TEXT BLOCK >>
——

This cop not only plays cards with the crooks, he made sure the getaway car had a full tank of gas, good steering and brakes, and for good measure laid out the escape route. This cop was actually an accomplice, in on the heist.
Besides, next week the cop and crook trade places.
Or perhaps this is all kabuki for Congress and the rubes
Plausible deniability for the next heist. They can say, “we talked about it and asked them to stop, and they didn’t. What else can we doooooo?”
The relationship between pirates and the crown bears no resemblance to current events between JPM’s Dimon
and the Federal Reserve unless you change their wardrobes.
Captain Renault is shocked:
Sorry. Correct URL:
People who lack ethics are people with a defective conscience. As such they are probably narcissistic or its close cousin sociopathic. They lack empathy. Not surprisingly they often gravitate to fields where they can make a lot of money. Or they head for positions of power. Since the latter make most of our laws, the former know how to make sure their bread is well-buttered.
I often wish we had a “conscience test’ that people in power or finance had to pass. But even if we had one, there would soon be a way to cheat on it.
“The agency will also hold a workshop on bank ethics and culture in the autumn…”
Seriously? What a crock full of crap!
These banksters already know the “ethics & culture” better than the regulators. They know EXACTLY how far they can go outside of those ethics, & still get away with fines rather than imprisonment. (VERY far, obviously).
And, of course, they also know the fines will be much smaller than their criminal gains.
I’m hoping the cost of those “workshops” isn’t coming from taxpayers dollars. The only place I want my tax money to go, is in putting & keeping them in prison (The actual PEOPLE responsible).
It’s become quite obvious the “cops” (our govt.) IS an accomplice to these crimes, as so aptly put in another response here.
I remain absolutely disgusted with the govt solution of fines in which the govt gains, but those of us who lost our homes see no compensation. (Unless you wish to count the $300 most received from the IFR. Ha, ha).
I’ve even come to strongly suspect the govt lets them cross the lines, in order to obtain more money from fines.
“… in order to obtain more money from fines.” Exactly as the cop on the beat takes a fiver out of the pot every so often, for a game of three card monte.

——

DATA FOR REVIEW >>

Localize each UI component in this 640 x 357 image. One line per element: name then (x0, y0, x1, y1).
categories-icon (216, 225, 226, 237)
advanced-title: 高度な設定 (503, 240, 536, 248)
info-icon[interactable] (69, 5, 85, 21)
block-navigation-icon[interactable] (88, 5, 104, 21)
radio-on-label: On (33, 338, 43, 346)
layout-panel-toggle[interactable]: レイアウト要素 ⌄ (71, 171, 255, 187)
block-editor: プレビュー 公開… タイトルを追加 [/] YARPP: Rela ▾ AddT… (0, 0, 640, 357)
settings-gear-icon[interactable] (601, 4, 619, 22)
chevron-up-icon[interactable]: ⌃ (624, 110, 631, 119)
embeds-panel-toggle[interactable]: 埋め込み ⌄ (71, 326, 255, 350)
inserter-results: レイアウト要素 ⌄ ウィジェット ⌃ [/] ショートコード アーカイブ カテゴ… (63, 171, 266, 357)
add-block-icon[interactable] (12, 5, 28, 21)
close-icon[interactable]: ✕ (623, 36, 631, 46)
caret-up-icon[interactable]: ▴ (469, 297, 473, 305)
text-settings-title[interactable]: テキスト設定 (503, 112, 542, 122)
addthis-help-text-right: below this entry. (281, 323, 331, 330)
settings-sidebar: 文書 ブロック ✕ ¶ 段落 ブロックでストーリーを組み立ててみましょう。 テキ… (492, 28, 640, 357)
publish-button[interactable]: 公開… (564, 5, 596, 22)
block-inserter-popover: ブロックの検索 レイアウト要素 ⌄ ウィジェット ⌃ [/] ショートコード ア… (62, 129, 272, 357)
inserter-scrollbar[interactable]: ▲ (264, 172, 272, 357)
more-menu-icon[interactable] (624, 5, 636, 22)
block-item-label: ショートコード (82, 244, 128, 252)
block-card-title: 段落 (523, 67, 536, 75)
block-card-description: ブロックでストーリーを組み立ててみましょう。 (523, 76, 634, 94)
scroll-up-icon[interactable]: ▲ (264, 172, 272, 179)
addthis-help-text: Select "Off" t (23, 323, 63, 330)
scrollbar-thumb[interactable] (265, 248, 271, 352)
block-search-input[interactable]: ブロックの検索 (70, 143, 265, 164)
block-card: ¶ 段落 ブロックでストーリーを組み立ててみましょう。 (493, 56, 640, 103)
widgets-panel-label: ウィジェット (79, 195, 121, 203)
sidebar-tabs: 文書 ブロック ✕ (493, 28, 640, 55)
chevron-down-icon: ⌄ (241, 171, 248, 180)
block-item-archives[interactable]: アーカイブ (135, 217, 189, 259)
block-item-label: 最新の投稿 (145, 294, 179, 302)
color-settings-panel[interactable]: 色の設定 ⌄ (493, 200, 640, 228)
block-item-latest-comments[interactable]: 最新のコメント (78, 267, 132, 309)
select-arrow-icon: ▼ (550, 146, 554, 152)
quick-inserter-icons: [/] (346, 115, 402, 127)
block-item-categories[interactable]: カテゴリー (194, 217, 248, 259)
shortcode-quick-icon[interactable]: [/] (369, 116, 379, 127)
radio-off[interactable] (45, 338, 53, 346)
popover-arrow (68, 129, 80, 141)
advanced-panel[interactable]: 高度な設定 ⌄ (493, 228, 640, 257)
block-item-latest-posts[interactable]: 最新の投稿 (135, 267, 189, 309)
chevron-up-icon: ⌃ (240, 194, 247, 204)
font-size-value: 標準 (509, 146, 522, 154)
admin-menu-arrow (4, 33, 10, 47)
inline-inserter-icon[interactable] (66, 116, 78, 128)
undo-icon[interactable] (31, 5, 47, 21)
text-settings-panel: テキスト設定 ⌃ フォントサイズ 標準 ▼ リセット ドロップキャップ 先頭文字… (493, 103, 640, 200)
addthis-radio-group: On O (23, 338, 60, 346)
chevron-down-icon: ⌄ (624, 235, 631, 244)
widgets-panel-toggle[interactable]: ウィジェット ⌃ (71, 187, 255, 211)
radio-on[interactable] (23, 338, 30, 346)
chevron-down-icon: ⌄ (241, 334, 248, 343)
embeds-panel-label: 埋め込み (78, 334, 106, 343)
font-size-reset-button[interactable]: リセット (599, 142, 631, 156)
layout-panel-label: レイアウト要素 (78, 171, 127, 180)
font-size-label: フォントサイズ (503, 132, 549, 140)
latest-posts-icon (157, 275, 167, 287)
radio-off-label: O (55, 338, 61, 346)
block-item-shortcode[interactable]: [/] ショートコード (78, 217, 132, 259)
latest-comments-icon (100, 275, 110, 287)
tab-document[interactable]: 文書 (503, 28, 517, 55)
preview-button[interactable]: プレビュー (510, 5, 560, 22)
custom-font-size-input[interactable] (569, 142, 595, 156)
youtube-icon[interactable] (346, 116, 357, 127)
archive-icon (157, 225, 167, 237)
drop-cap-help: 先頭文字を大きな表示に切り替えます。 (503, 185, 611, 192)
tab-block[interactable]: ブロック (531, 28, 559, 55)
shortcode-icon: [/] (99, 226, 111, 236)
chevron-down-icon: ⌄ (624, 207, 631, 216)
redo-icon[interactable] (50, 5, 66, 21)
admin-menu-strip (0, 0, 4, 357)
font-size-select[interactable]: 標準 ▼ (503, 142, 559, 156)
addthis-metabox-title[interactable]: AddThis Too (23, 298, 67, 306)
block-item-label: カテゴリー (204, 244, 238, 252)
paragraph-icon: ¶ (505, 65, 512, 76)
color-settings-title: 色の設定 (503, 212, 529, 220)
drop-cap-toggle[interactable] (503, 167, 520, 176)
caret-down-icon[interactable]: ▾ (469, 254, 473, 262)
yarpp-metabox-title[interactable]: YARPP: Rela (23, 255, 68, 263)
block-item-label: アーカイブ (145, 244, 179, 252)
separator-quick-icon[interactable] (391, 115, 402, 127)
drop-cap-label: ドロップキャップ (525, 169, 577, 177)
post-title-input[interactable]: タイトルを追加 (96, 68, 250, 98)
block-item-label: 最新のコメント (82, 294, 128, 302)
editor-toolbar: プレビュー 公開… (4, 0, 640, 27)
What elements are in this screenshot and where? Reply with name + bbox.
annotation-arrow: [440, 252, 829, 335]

——

THINGS TO DO >>
(1) Copy the passage of the bank ethics comments from "I’m hoping the" to "IFR. Ha, ha)." word for word.
(2) Continue the bank ethics comments from where they stop.
The records come from a source unrelated to the bank ethics comments.

REPLIES >>
(1)
I’m hoping the cost of those “workshops” isn’t coming from taxpayers dollars. The only place I want my tax money to go, is in putting & keeping them in prison (The actual PEOPLE responsible).
It’s become quite obvious the “cops” (our govt.) IS an accomplice to these crimes, as so aptly put in another response here.
I remain absolutely disgusted with the govt solution of fines in which the govt gains, but those of us who lost our homes see no compensation. (Unless you wish to count the $300 most received from the IFR. Ha, ha).

(2)
Morals and Ethics. That is a good beginning point. I was raised in a village where every one knew every one. It was fun. Ethics and morals are taught by parents and grand parents, influenced by friends and girlfriends. America was very successfull in stripping the family culture to sell their planned obsolescence products. It also had to do with the wealth factor. I do believe that some times kids raised in rich houses tend to gravitate towards less moral,Ethical behaviour compared to the poor.
This should be recognized as a disease by a neurologist and start filling the bankers bathroom counters with some much needed help. We would believe that there is a medicine to turn a man into ethical person. It’s how you were bought up. Its what you see on daily basis. Its where you live and who your neighbors are. Its what we eat. Its our teachers, our government. I can go on and on. Every single species, non species has a purpose in life.Its not all for consumerism and commodification. I will die. America keeps selling the products, banks keep failing, Nothing will change. I have come to accept it and live a life without a purpose supporting their ideology.
Ah just give ’em another $Trillion dollars, ok? I’m sure things will start to get better.
What’s a couple trillion among friends?
Truly an example of you can’t get people to see a problem if their paycheck relies on them not seeing the problem.
A trillion here, a trillion there, pretty soon we’re talking about real money, (O, Everett, those were the golden years, when a billion was a lot of dough.)
[I mean if we can ever talk about real money. May be an oxymoron for all I know.]
I’m sure a good talking-to from the Fed will solve the problem.
Has the Fed’s appetite for using it’s regulatory authority improved since the Maestro got his Medal of Freedom
or has it essentially remained anemic? If so why not unburden them of that role and fold it into another regulatory agency.